Answer with a single number: how many lines in the listing below include "个月随访表"?
MATERIAL FOR THIS TASK start
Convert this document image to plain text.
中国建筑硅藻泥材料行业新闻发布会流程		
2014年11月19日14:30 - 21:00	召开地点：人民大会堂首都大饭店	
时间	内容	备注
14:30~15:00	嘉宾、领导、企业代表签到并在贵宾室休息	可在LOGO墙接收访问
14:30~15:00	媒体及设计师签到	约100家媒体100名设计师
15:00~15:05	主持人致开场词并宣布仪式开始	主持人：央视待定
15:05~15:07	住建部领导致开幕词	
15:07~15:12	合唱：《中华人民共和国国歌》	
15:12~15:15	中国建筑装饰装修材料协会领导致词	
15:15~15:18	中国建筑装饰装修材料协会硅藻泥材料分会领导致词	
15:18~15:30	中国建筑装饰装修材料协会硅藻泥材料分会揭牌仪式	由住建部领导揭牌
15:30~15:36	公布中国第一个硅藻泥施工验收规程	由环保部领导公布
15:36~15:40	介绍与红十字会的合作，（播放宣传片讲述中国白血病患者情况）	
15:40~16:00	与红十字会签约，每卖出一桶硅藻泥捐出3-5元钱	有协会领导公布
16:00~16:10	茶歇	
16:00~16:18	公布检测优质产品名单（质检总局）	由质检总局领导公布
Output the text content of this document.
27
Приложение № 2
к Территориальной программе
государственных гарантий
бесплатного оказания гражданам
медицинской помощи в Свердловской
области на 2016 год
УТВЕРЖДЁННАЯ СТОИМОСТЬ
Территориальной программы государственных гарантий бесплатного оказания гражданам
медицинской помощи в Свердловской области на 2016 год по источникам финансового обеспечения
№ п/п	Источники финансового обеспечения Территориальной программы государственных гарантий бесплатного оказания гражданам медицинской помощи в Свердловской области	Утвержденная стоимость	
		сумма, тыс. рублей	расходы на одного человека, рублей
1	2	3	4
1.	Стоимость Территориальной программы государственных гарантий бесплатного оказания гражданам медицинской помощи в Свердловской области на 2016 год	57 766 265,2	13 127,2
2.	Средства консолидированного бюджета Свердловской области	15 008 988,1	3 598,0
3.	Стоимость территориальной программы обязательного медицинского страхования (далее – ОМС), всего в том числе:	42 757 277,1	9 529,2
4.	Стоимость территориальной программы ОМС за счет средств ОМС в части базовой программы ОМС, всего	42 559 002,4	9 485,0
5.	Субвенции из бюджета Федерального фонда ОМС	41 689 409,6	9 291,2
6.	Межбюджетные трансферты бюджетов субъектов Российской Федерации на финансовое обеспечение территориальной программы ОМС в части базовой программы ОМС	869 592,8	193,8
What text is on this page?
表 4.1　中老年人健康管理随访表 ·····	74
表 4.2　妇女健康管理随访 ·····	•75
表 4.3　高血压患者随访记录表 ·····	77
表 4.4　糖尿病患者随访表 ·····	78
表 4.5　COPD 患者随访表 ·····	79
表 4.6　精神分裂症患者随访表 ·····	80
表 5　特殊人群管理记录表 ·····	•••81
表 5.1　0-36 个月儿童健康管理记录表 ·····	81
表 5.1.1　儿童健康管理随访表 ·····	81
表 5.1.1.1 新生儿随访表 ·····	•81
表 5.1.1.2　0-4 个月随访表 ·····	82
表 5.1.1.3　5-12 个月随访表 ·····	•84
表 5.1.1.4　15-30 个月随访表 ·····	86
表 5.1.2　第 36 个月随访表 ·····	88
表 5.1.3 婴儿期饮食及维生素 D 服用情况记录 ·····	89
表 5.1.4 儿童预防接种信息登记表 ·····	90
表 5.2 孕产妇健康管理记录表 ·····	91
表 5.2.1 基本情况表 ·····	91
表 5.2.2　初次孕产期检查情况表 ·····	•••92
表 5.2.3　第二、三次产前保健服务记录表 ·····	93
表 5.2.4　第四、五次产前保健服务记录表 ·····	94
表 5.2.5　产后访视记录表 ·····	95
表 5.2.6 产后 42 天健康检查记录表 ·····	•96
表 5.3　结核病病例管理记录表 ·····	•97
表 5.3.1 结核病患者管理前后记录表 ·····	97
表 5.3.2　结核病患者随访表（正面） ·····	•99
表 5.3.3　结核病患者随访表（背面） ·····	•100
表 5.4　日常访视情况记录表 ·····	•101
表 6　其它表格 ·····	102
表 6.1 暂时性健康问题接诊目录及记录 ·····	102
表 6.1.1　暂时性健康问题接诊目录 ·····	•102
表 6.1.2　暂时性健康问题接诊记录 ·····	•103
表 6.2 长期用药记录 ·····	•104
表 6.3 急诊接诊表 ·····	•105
MATERIAL FOR THIS TASK end
- [RESULT] 4